++++ Document text

It has been less than two days since the NBA season was suspended, and I can’t say that I have been able to fully wrap my head around it yet.
The overriding emotion right now is some level of confusion. I keep instinctively turning to ESPN to see what’s on SportsCenter, and my body clock was expecting basketball at 4 p.m. PT on a Thursday. The Clippers would have had practice yesterday, shootaround today, and a game tonight. The lack of defining tentpoles in my daily schedule has thrown me off.
Then there’s just overwhelming sadness. Sadness for the people whose lives have been disrupted in a meaningful way, not just that they can’t watch games, but that their health is in peril, or their work has been put on hold and they can no longer pay their bills.
Sadness also as a fan. There are only so many seasons where you really believe a team has a chance to win a title and to be something special. This was one of those years for the Clippers. It was only a week ago that they were laying to waste other contenders around the league, establishing themselves as a team to beat. I feel a real sense of loss for the players who are missing an opportunity to be champions. These types of teams don’t just come around every year — the Clippers have waited a long time for one.
I was really excited to rejoin this community at a time when we could rally around a potentially great Clippers team. Now, forget greatness, there’s nothing. And that means that there are some questions about we do going forward.

++++++++

• [Task directions]
Write out the piece about the suspended NBA season in full, word for word. The rows have no connection to the piece about the suspended NBA season.

++++ Dataset excerpts

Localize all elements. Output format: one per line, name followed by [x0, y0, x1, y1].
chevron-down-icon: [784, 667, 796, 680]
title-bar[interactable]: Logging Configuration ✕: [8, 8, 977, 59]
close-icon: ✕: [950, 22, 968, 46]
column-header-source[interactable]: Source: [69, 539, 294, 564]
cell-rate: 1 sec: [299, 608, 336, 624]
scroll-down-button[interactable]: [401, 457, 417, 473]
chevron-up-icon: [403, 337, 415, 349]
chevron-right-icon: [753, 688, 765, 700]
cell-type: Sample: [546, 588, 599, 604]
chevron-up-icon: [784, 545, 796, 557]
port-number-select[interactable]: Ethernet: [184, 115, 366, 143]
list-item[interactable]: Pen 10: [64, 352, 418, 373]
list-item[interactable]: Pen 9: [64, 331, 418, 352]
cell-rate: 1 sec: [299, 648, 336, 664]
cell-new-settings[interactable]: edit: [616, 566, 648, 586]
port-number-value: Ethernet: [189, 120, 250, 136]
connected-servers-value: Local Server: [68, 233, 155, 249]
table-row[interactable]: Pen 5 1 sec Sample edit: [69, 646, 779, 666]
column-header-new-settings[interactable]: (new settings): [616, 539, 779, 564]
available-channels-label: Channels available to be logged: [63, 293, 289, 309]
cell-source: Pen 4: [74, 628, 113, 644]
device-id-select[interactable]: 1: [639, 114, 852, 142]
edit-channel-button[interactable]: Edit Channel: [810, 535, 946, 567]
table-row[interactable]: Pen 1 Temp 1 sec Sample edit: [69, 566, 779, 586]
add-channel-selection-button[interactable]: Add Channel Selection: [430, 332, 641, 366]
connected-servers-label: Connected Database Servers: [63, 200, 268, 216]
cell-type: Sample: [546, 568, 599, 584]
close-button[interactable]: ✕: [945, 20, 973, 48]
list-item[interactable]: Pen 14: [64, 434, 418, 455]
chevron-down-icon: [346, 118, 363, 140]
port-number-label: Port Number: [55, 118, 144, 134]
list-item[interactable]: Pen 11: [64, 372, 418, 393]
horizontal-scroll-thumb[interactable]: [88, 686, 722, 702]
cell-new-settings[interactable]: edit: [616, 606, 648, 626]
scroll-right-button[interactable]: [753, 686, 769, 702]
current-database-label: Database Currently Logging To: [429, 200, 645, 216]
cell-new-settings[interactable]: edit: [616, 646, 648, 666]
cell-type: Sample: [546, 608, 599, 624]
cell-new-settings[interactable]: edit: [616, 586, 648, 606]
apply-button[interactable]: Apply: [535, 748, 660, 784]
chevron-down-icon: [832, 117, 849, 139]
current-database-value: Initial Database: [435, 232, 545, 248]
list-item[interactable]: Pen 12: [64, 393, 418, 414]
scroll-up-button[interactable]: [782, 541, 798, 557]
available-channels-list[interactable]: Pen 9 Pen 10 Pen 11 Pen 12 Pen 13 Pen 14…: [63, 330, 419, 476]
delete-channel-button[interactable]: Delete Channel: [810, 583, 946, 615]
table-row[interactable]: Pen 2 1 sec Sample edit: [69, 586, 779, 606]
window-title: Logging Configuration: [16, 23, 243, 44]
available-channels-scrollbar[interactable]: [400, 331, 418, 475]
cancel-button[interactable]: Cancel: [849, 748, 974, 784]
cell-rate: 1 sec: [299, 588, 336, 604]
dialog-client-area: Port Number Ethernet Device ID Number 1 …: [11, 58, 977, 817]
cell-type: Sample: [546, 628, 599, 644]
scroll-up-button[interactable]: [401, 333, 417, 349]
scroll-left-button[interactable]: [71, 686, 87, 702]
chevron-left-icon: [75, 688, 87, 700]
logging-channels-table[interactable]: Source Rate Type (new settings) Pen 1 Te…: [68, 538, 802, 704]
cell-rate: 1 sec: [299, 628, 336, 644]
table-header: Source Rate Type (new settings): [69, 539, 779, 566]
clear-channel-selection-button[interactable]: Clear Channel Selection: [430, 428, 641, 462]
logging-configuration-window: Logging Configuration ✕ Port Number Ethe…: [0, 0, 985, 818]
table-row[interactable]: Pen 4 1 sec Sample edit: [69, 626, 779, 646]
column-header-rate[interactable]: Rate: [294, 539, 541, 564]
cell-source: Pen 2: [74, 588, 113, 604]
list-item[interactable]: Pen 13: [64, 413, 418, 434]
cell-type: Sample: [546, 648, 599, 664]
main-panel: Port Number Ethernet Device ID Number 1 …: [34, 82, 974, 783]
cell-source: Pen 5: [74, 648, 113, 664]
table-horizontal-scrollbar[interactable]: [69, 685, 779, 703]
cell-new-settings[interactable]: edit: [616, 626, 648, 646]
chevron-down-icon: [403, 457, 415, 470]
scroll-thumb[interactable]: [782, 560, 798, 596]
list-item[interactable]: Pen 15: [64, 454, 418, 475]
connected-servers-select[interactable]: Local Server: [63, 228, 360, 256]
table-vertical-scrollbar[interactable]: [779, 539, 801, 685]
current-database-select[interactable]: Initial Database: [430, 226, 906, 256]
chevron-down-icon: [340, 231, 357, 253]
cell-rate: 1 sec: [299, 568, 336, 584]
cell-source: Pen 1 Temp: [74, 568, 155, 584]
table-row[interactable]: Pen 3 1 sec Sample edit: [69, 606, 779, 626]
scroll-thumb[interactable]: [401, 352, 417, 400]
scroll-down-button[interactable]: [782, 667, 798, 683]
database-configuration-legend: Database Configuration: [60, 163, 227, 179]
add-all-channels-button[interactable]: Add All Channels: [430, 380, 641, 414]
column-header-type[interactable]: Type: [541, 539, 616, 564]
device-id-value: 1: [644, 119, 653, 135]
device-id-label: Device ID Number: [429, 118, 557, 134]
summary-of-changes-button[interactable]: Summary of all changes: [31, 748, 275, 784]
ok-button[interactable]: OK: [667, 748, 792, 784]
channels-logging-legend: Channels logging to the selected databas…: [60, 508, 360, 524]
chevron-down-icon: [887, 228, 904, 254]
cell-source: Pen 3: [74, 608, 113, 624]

++++++++

• [Exercise solution]
It has been less than two days since the NBA season was suspended, and I can’t say that I have been able to fully wrap my head around it yet.
The overriding emotion right now is some level of confusion. I keep instinctively turning to ESPN to see what’s on SportsCenter, and my body clock was expecting basketball at 4 p.m. PT on a Thursday. The Clippers would have had practice yesterday, shootaround today, and a game tonight. The lack of defining tentpoles in my daily schedule has thrown me off.
Then there’s just overwhelming sadness. Sadness for the people whose lives have been disrupted in a meaningful way, not just that they can’t watch games, but that their health is in peril, or their work has been put on hold and they can no longer pay their bills.
Sadness also as a fan. There are only so many seasons where you really believe a team has a chance to win a title and to be something special. This was one of those years for the Clippers. It was only a week ago that they were laying to waste other contenders around the league, establishing themselves as a team to beat. I feel a real sense of loss for the players who are missing an opportunity to be champions. These types of teams don’t just come around every year — the Clippers have waited a long time for one.
I was really excited to rejoin this community at a time when we could rally around a potentially great Clippers team. Now, forget greatness, there’s nothing. And that means that there are some questions about we do going forward.